_STATED PROBLEM_
Can you recast the stretch from the line containing "Patent image size: (1402, 1020)." through the line containing "The flag 40 is at (1240, 207)." as a Markdown table with the columns Entry and Content, numbering each line and leaving out blank ones?

_SUPPLIED ENTRIES_
-------

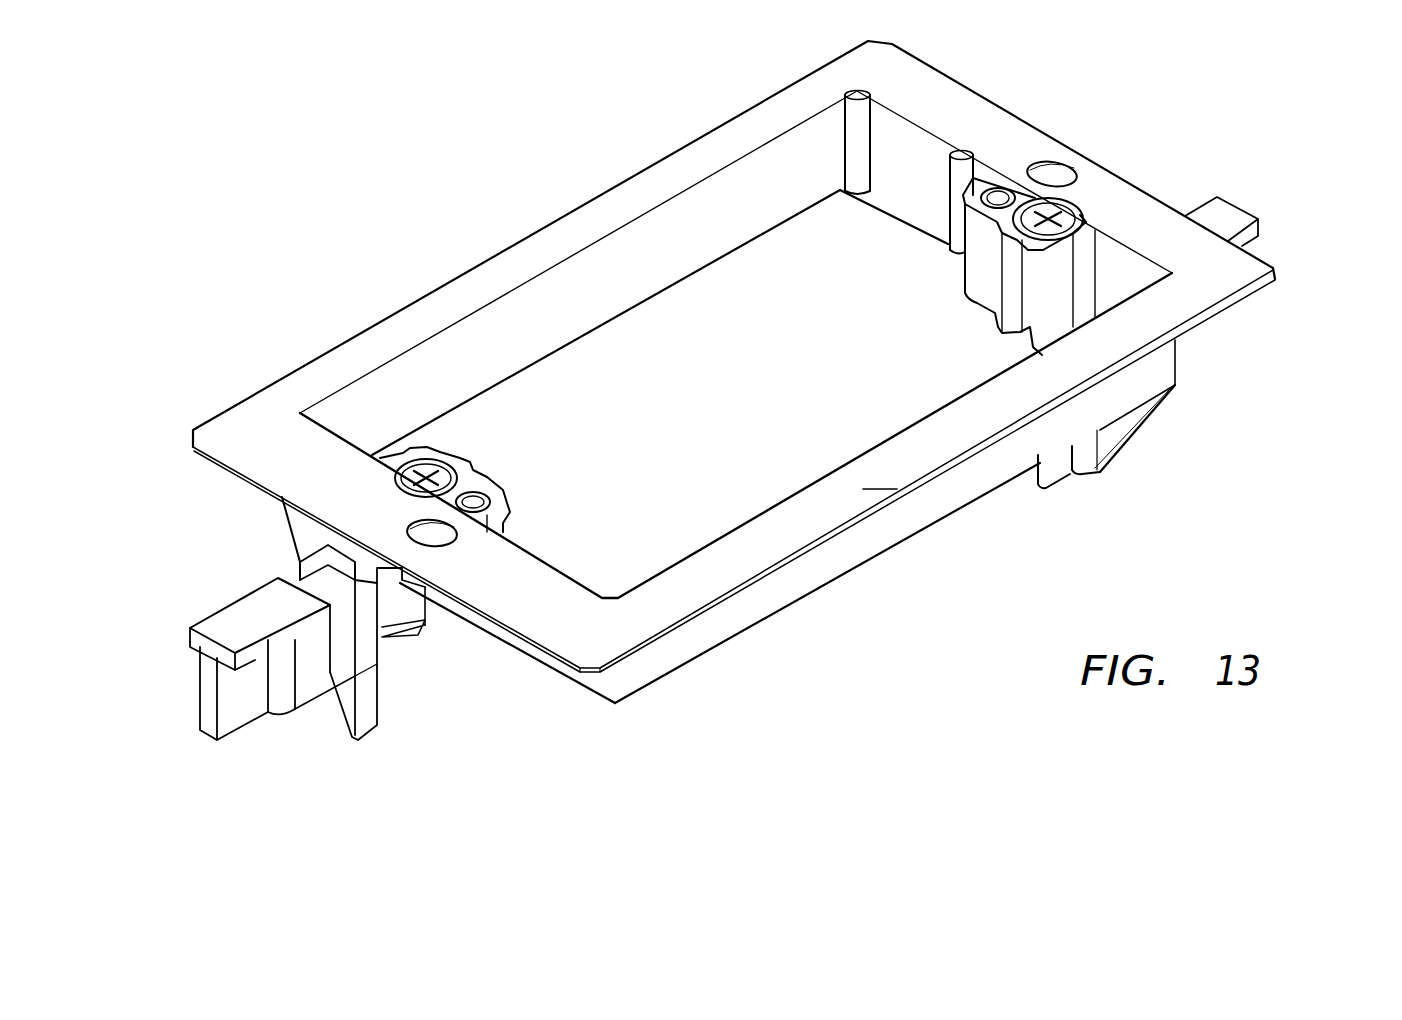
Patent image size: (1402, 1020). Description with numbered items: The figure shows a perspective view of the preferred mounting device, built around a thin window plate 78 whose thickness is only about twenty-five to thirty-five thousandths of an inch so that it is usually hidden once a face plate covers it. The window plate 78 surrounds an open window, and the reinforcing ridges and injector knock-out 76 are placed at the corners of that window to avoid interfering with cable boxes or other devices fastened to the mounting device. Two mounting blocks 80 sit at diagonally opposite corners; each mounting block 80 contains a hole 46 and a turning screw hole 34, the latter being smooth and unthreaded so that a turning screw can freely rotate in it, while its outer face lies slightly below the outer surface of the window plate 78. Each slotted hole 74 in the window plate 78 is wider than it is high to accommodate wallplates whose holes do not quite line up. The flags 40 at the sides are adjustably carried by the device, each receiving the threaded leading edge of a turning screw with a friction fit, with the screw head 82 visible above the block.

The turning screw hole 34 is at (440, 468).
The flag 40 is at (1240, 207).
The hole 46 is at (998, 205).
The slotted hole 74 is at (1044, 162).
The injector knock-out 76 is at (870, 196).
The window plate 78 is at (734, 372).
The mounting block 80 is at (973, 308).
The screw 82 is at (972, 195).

-------

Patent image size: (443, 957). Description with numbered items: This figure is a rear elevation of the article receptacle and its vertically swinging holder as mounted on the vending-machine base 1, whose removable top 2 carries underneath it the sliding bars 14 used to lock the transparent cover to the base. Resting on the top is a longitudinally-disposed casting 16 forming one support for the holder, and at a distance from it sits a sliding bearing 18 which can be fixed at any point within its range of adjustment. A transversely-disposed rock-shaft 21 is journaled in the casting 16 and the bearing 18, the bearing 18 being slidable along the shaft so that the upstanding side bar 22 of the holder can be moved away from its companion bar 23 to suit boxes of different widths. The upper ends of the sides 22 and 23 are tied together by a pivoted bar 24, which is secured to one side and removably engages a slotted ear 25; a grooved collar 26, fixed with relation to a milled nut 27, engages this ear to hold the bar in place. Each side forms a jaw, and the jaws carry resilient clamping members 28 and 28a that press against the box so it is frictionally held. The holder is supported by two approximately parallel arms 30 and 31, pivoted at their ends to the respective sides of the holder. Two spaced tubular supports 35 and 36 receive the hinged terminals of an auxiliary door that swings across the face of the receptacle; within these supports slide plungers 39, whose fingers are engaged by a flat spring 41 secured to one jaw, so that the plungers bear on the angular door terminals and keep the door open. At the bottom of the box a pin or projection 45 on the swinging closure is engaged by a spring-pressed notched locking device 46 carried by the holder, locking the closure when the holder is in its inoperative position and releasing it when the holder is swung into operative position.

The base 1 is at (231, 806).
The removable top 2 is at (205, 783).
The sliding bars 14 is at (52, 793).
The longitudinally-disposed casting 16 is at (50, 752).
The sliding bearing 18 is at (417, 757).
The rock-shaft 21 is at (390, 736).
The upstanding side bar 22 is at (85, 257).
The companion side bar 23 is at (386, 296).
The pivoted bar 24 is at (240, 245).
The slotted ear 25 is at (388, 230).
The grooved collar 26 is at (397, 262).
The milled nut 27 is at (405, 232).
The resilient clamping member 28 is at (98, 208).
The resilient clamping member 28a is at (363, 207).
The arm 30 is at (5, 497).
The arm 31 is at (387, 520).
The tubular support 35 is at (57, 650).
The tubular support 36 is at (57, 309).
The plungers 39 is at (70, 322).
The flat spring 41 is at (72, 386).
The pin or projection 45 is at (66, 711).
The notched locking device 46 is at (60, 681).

-------

_RESPONSE FOR THIS EXERCISE_
| Entry | Content |
|---|---|
| 1 | Patent image size: (1402, 1020). Description with numbered items: The figure shows a perspective view of the preferred mounting device, built around a thin window plate 78 whose thickness is only about twenty-five to thirty-five thousandths of an inch so that it is usually hidden once a face plate covers it. The window plate 78 surrounds an open window, and the reinforcing ridges and injector knock-out 76 are placed at the corners of that window to avoid interfering with cable boxes or other devices fastened to the mounting device. Two mounting blocks 80 sit at diagonally opposite corners; each mounting block 80 contains a hole 46 and a turning screw hole 34, the latter being smooth and unthreaded so that a turning screw can freely rotate in it, while its outer face lies slightly below the outer surface of the window plate 78. Each slotted hole 74 in the window plate 78 is wider than it is high to accommodate wallplates whose holes do not quite line up. The flags 40 at the sides are adjustably carried by the device, each receiving the threaded leading edge of a turning screw with a friction fit, with the screw head 82 visible above the block. |
| 2 | The turning screw hole 34 is at (440, 468). |
| 3 | The flag 40 is at (1240, 207). |